Dataset rows:

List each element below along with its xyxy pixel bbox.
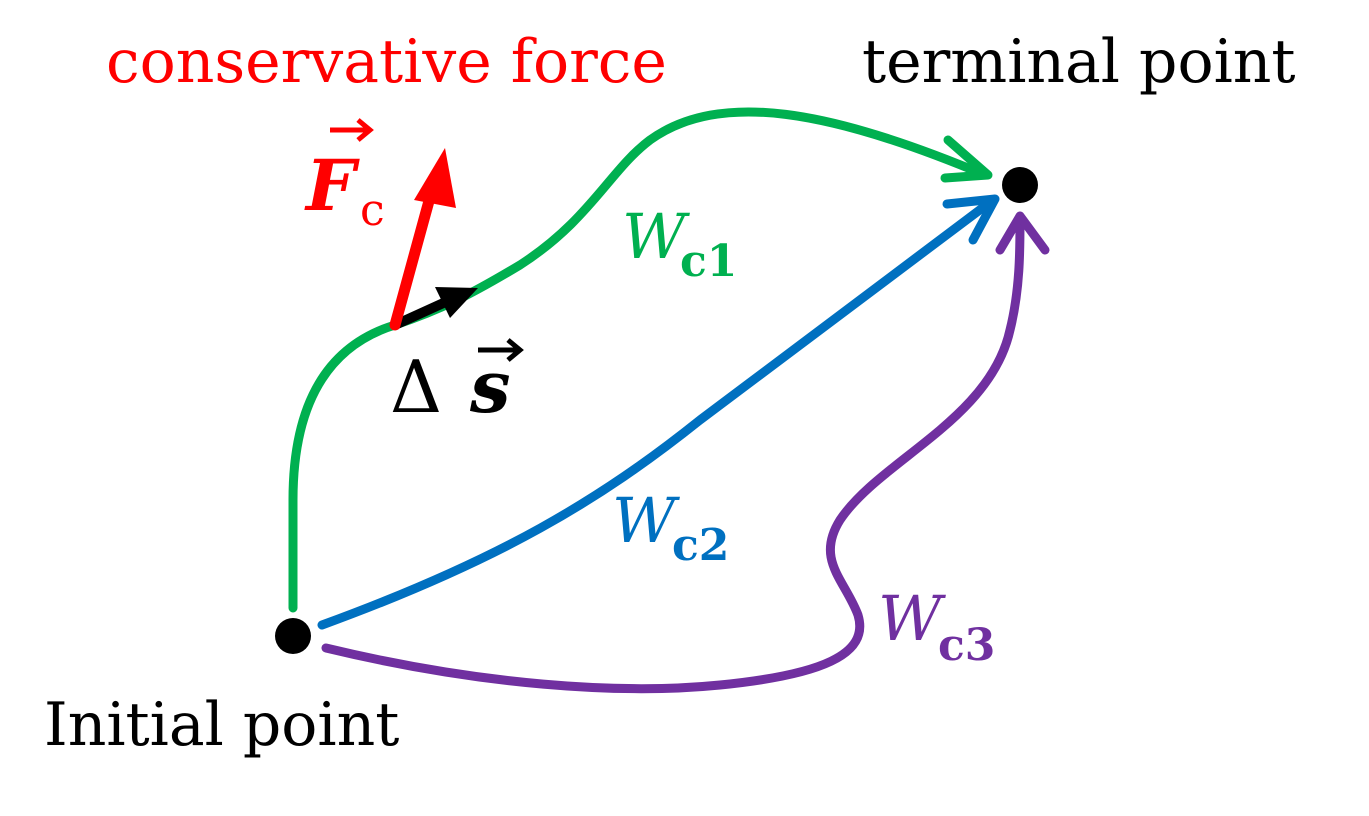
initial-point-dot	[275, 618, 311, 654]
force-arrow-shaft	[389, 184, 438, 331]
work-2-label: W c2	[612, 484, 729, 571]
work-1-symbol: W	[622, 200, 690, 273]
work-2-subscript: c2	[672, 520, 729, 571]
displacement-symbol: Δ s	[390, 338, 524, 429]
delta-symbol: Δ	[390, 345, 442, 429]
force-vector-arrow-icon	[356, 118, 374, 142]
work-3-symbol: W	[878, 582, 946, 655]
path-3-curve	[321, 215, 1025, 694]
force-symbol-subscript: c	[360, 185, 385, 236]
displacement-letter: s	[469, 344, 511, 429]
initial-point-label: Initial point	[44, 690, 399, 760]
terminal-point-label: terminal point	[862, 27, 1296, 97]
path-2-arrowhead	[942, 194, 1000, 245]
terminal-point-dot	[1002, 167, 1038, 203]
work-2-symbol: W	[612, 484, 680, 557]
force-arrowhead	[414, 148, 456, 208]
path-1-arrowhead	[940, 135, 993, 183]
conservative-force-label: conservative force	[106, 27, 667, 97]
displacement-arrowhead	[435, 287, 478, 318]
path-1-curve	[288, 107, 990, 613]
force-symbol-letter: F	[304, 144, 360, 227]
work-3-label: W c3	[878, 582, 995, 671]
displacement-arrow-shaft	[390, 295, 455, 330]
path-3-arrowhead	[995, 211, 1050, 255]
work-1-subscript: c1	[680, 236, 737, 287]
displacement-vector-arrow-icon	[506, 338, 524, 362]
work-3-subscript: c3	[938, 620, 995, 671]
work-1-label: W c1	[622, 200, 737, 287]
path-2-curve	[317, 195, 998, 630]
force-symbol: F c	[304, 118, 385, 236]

> AIM:
Copy every line of the rows above without changing anything, but leave out the pictures.

> TASK OUTPUT:
List each element below along with its xyxy pixel bbox.
initial-point-dot	[275, 618, 311, 654]
force-arrow-shaft	[389, 184, 438, 331]
work-2-label: W c2	[612, 484, 729, 571]
work-1-symbol: W	[622, 200, 690, 273]
work-2-subscript: c2	[672, 520, 729, 571]
displacement-symbol: Δ s	[390, 338, 524, 429]
delta-symbol: Δ	[390, 345, 442, 429]
force-vector-arrow-icon	[356, 118, 374, 142]
work-3-symbol: W	[878, 582, 946, 655]
path-3-curve	[321, 215, 1025, 694]
force-symbol-subscript: c	[360, 185, 385, 236]
displacement-letter: s	[469, 344, 511, 429]
initial-point-label: Initial point	[44, 690, 399, 760]
terminal-point-label: terminal point	[862, 27, 1296, 97]
path-2-arrowhead	[942, 194, 1000, 245]
terminal-point-dot	[1002, 167, 1038, 203]
work-2-symbol: W	[612, 484, 680, 557]
force-arrowhead	[414, 148, 456, 208]
path-1-arrowhead	[940, 135, 993, 183]
conservative-force-label: conservative force	[106, 27, 667, 97]
displacement-arrowhead	[435, 287, 478, 318]
path-1-curve	[288, 107, 990, 613]
force-symbol-letter: F	[304, 144, 360, 227]
work-3-label: W c3	[878, 582, 995, 671]
displacement-arrow-shaft	[390, 295, 455, 330]
path-3-arrowhead	[995, 211, 1050, 255]
work-1-subscript: c1	[680, 236, 737, 287]
displacement-vector-arrow-icon	[506, 338, 524, 362]
work-3-subscript: c3	[938, 620, 995, 671]
work-1-label: W c1	[622, 200, 737, 287]
path-2-curve	[317, 195, 998, 630]
force-symbol: F c	[304, 118, 385, 236]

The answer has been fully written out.